• [WRITTEN TASK] Pictures stay out of the copy; set down each line of the listing below exactly.

# START OF DATA FOR THE TASK

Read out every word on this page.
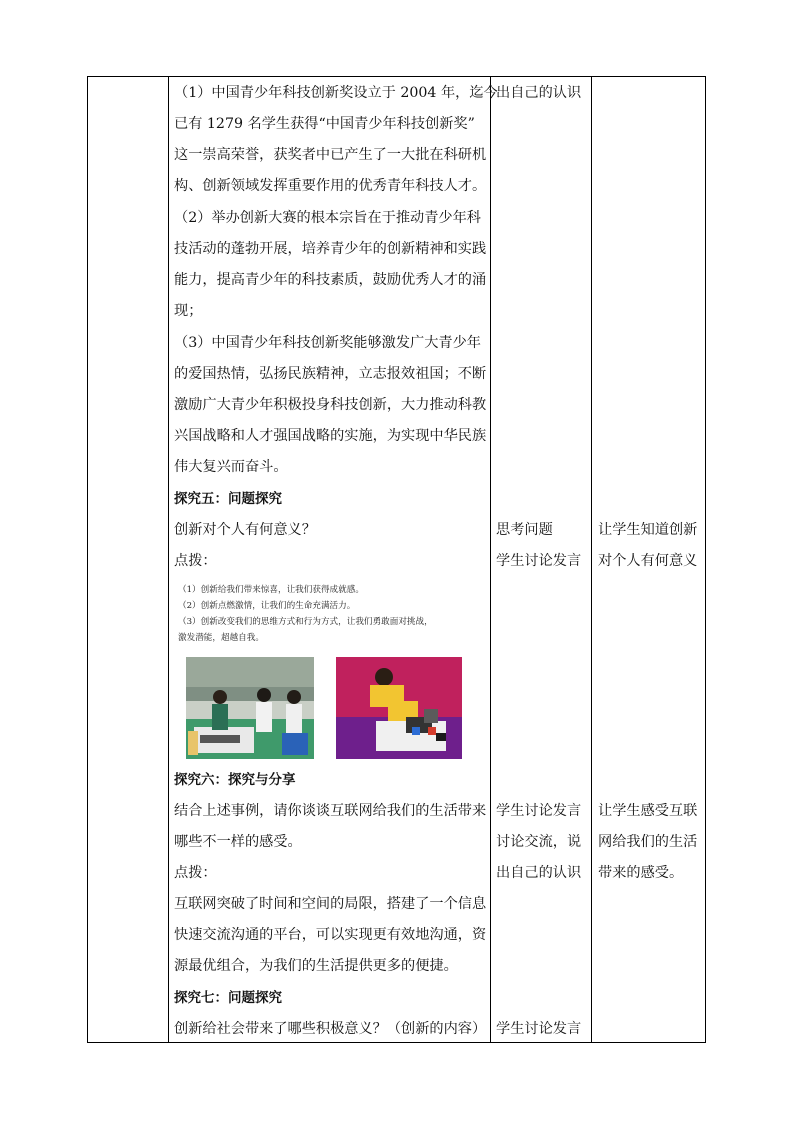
（1）中国青少年科技创新奖设立于 2004 年，迄今
已有 1279 名学生获得“中国青少年科技创新奖”
这一崇高荣誉，获奖者中已产生了一大批在科研机
构、创新领域发挥重要作用的优秀青年科技人才。
（2）举办创新大赛的根本宗旨在于推动青少年科
技活动的蓬勃开展，培养青少年的创新精神和实践
能力，提高青少年的科技素质，鼓励优秀人才的涌
现；
（3）中国青少年科技创新奖能够激发广大青少年
的爱国热情，弘扬民族精神，立志报效祖国；不断
激励广大青少年积极投身科技创新，大力推动科教
兴国战略和人才强国战略的实施，为实现中华民族
伟大复兴而奋斗。
探究五：问题探究
创新对个人有何意义？
点拨：
（1）创新给我们带来惊喜，让我们获得成就感。
（2）创新点燃激情，让我们的生命充满活力。
（3）创新改变我们的思维方式和行为方式，让我们勇敢面对挑战，
激发潜能，超越自我。
探究六：探究与分享
结合上述事例，请你谈谈互联网给我们的生活带来
哪些不一样的感受。
点拨：
互联网突破了时间和空间的局限，搭建了一个信息
快速交流沟通的平台，可以实现更有效地沟通，资
源最优组合，为我们的生活提供更多的便捷。
探究七：问题探究
创新给社会带来了哪些积极意义？（创新的内容）
出自己的认识
思考问题
学生讨论发言
学生讨论发言
讨论交流，说
出自己的认识
学生讨论发言
让学生知道创新
对个人有何意义
让学生感受互联
网给我们的生活
带来的感受。
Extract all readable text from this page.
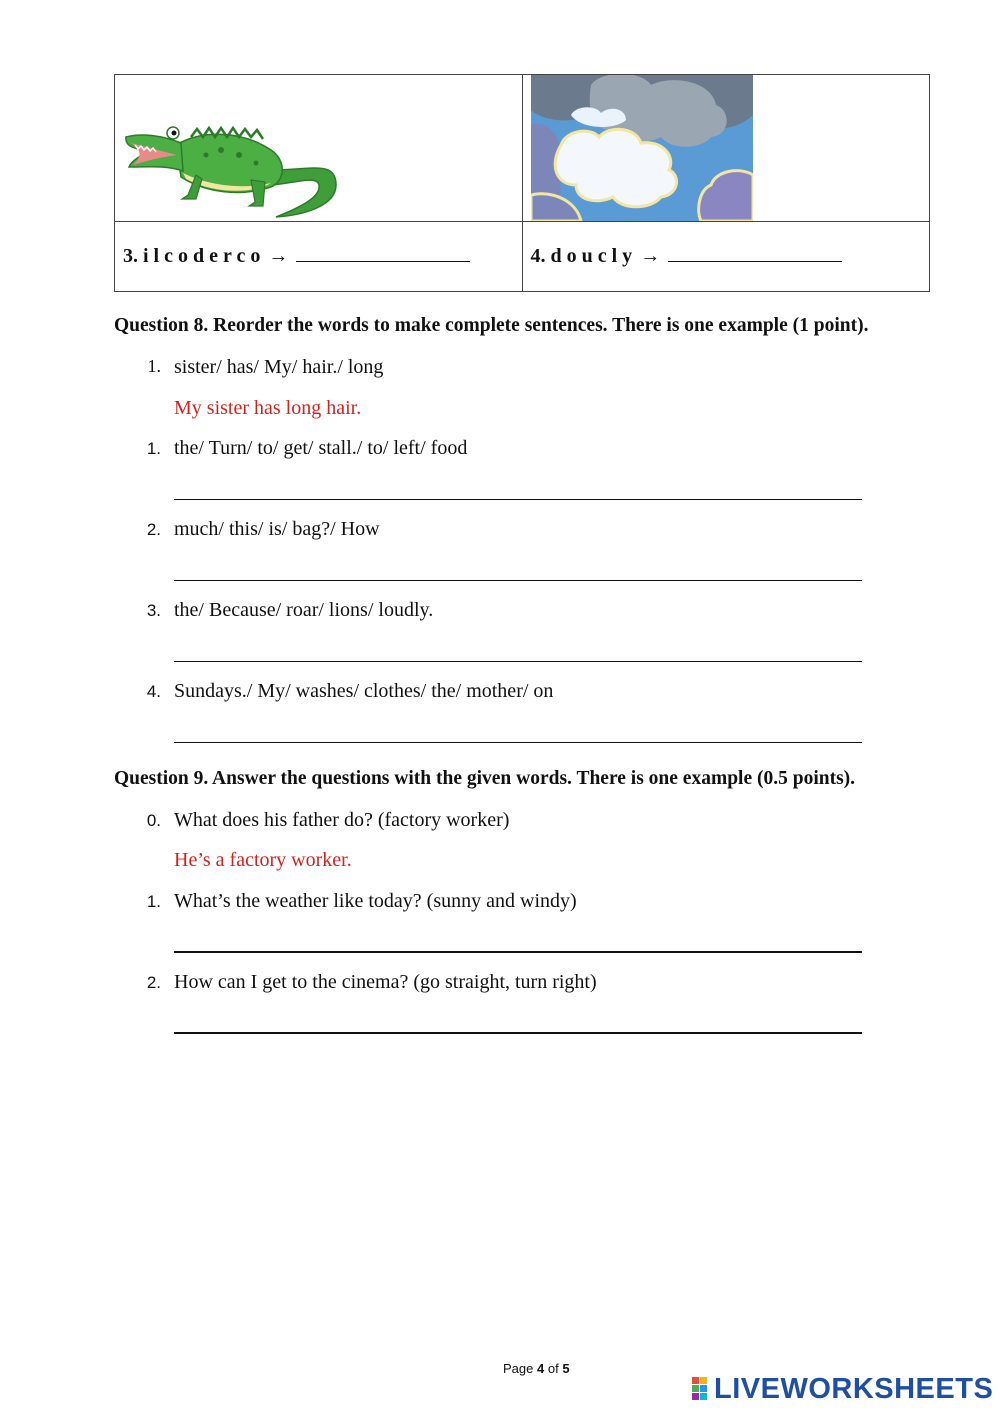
3. i l c o d e r c o →	4. d o u c l y →
Question 8. Reorder the words to make complete sentences. There is one example (1 point).
1. sister/ has/ My/ hair./ long
My sister has long hair.
1. the/ Turn/ to/ get/ stall./ to/ left/ food
2. much/ this/ is/ bag?/ How
3. the/ Because/ roar/ lions/ loudly.
4. Sundays./ My/ washes/ clothes/ the/ mother/ on
Question 9. Answer the questions with the given words. There is one example (0.5 points).
0. What does his father do? (factory worker)
He’s a factory worker.
1. What’s the weather like today? (sunny and windy)
2. How can I get to the cinema? (go straight, turn right)
Page 4 of 5
LIVEWORKSHEETS
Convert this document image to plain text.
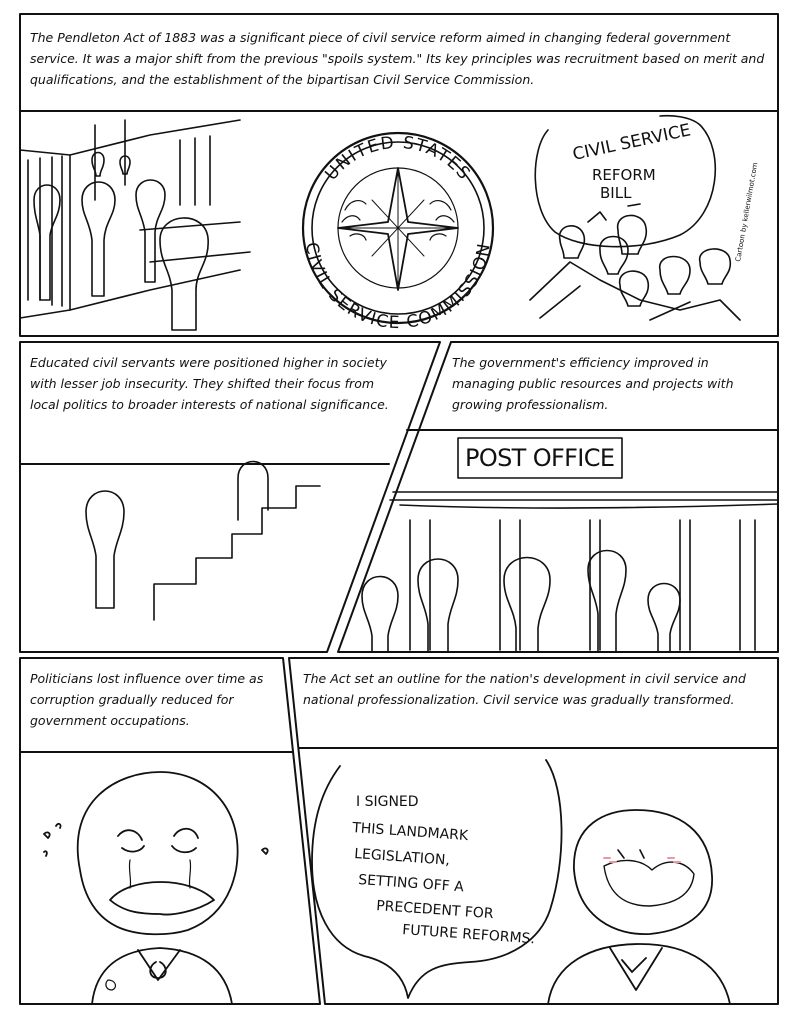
UNITED STATES
CIVIL SERVICE COMMISSION
CIVIL SERVICE
REFORM
BILL	Cartoon by kellerwilmot.com
POST OFFICE
I SIGNED
THIS LANDMARK
LEGISLATION,
SETTING OFF A
PRECEDENT FOR
FUTURE REFORMS.

The Pendleton Act of 1883 was a significant piece of civil service reform aimed in changing federal government service. It was a major shift from the previous "spoils system." Its key principles was recruitment based on merit and qualifications, and the establishment of the bipartisan Civil Service Commission.

Educated civil servants were positioned higher in society with lesser job insecurity. They shifted their focus from local politics to broader interests of national significance.

The government's efficiency improved in managing public resources and projects with growing professionalism.

Politicians lost influence over time as corruption gradually reduced for government occupations.

The Act set an outline for the nation's development in civil service and national professionalization. Civil service was gradually transformed.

# END OF DATA FOR THE TASK

• [RESPONSE]
Read out every word on this page.
（1）中国青少年科技创新奖设立于 2004 年，迄今
已有 1279 名学生获得“中国青少年科技创新奖”
这一崇高荣誉，获奖者中已产生了一大批在科研机
构、创新领域发挥重要作用的优秀青年科技人才。
（2）举办创新大赛的根本宗旨在于推动青少年科
技活动的蓬勃开展，培养青少年的创新精神和实践
能力，提高青少年的科技素质，鼓励优秀人才的涌
现；
（3）中国青少年科技创新奖能够激发广大青少年
的爱国热情，弘扬民族精神，立志报效祖国；不断
激励广大青少年积极投身科技创新，大力推动科教
兴国战略和人才强国战略的实施，为实现中华民族
伟大复兴而奋斗。
探究五：问题探究
创新对个人有何意义？
点拨：
（1）创新给我们带来惊喜，让我们获得成就感。
（2）创新点燃激情，让我们的生命充满活力。
（3）创新改变我们的思维方式和行为方式，让我们勇敢面对挑战，
激发潜能，超越自我。
探究六：探究与分享
结合上述事例，请你谈谈互联网给我们的生活带来
哪些不一样的感受。
点拨：
互联网突破了时间和空间的局限，搭建了一个信息
快速交流沟通的平台，可以实现更有效地沟通，资
源最优组合，为我们的生活提供更多的便捷。
探究七：问题探究
创新给社会带来了哪些积极意义？（创新的内容）
出自己的认识
思考问题
学生讨论发言
学生讨论发言
讨论交流，说
出自己的认识
学生讨论发言
让学生知道创新
对个人有何意义
让学生感受互联
网给我们的生活
带来的感受。
Extract all readable text from this page.
3. i l c o d e r c o →	4. d o u c l y →
Question 8. Reorder the words to make complete sentences. There is one example (1 point).
1. sister/ has/ My/ hair./ long
My sister has long hair.
1. the/ Turn/ to/ get/ stall./ to/ left/ food
2. much/ this/ is/ bag?/ How
3. the/ Because/ roar/ lions/ loudly.
4. Sundays./ My/ washes/ clothes/ the/ mother/ on
Question 9. Answer the questions with the given words. There is one example (0.5 points).
0. What does his father do? (factory worker)
He’s a factory worker.
1. What’s the weather like today? (sunny and windy)
2. How can I get to the cinema? (go straight, turn right)
Page 4 of 5
LIVEWORKSHEETS
Convert this document image to plain text.
UNITED STATES
CIVIL SERVICE COMMISSION
CIVIL SERVICE
REFORM
BILL	Cartoon by kellerwilmot.com
POST OFFICE
I SIGNED
THIS LANDMARK
LEGISLATION,
SETTING OFF A
PRECEDENT FOR
FUTURE REFORMS.

The Pendleton Act of 1883 was a significant piece of civil service reform aimed in changing federal government service. It was a major shift from the previous "spoils system." Its key principles was recruitment based on merit and qualifications, and the establishment of the bipartisan Civil Service Commission.

Educated civil servants were positioned higher in society with lesser job insecurity. They shifted their focus from local politics to broader interests of national significance.

The government's efficiency improved in managing public resources and projects with growing professionalism.

Politicians lost influence over time as corruption gradually reduced for government occupations.

The Act set an outline for the nation's development in civil service and national professionalization. Civil service was gradually transformed.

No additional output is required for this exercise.